>> BEGIN Dataset

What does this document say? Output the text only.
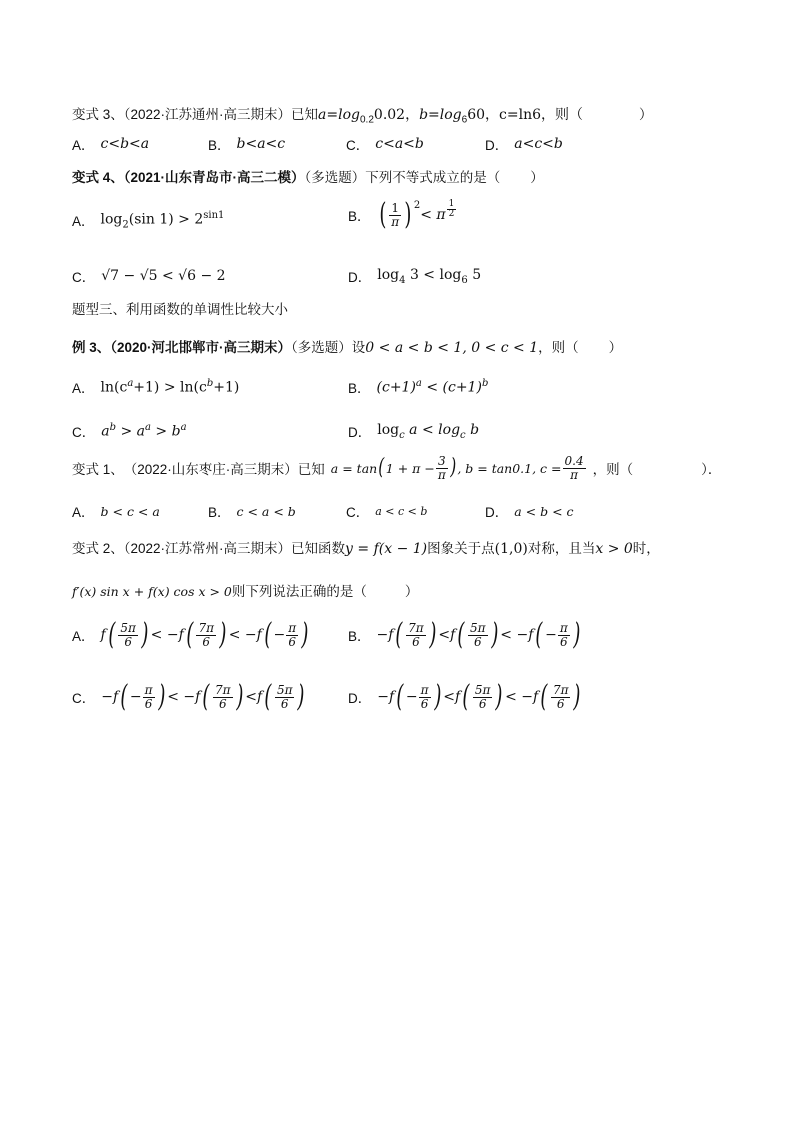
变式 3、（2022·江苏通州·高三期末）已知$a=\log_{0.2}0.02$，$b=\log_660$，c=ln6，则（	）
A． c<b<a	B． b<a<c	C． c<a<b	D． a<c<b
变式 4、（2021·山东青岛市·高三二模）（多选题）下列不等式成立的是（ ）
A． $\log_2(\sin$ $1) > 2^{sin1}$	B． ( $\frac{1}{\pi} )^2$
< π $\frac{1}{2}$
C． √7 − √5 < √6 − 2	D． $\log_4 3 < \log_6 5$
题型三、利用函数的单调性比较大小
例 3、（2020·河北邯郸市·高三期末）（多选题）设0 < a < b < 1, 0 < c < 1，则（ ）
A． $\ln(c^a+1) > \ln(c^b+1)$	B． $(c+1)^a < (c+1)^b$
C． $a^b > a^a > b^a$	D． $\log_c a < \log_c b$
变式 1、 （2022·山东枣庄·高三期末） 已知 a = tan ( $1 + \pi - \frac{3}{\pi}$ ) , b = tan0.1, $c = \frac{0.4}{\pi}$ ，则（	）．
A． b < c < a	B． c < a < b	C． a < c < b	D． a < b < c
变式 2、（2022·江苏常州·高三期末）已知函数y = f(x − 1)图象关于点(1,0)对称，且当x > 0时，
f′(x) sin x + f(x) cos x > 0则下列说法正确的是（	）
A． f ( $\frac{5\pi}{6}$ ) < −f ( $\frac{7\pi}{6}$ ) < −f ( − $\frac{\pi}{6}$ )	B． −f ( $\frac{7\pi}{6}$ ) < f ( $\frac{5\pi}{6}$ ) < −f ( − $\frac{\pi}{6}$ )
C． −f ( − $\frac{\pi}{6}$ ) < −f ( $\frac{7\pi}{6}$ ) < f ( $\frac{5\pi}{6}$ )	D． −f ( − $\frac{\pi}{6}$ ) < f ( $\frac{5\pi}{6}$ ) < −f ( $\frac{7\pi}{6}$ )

>> END Dataset
>> BEGIN Dataset

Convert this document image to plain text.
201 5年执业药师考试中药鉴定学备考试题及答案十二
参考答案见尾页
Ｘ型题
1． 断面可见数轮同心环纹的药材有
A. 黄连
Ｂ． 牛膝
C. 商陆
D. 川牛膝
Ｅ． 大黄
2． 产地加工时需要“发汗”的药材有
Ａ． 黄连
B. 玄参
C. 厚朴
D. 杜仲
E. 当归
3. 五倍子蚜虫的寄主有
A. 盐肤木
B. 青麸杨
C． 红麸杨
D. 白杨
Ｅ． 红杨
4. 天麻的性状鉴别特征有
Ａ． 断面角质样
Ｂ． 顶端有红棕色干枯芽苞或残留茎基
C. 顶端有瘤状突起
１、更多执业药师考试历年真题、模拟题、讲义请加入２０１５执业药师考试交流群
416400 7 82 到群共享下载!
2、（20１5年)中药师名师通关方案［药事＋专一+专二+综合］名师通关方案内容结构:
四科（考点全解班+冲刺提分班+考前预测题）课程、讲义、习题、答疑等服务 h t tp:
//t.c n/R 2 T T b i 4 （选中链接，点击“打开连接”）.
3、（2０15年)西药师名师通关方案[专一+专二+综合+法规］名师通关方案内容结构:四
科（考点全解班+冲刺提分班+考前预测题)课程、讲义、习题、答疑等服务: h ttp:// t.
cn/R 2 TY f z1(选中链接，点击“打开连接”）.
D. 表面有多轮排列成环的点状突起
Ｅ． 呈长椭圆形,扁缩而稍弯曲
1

>> END Dataset

| Directive |
Go through the listing above and work out how many lines contain the string "打开连接". Reply with the number alone.

| Correct output |
2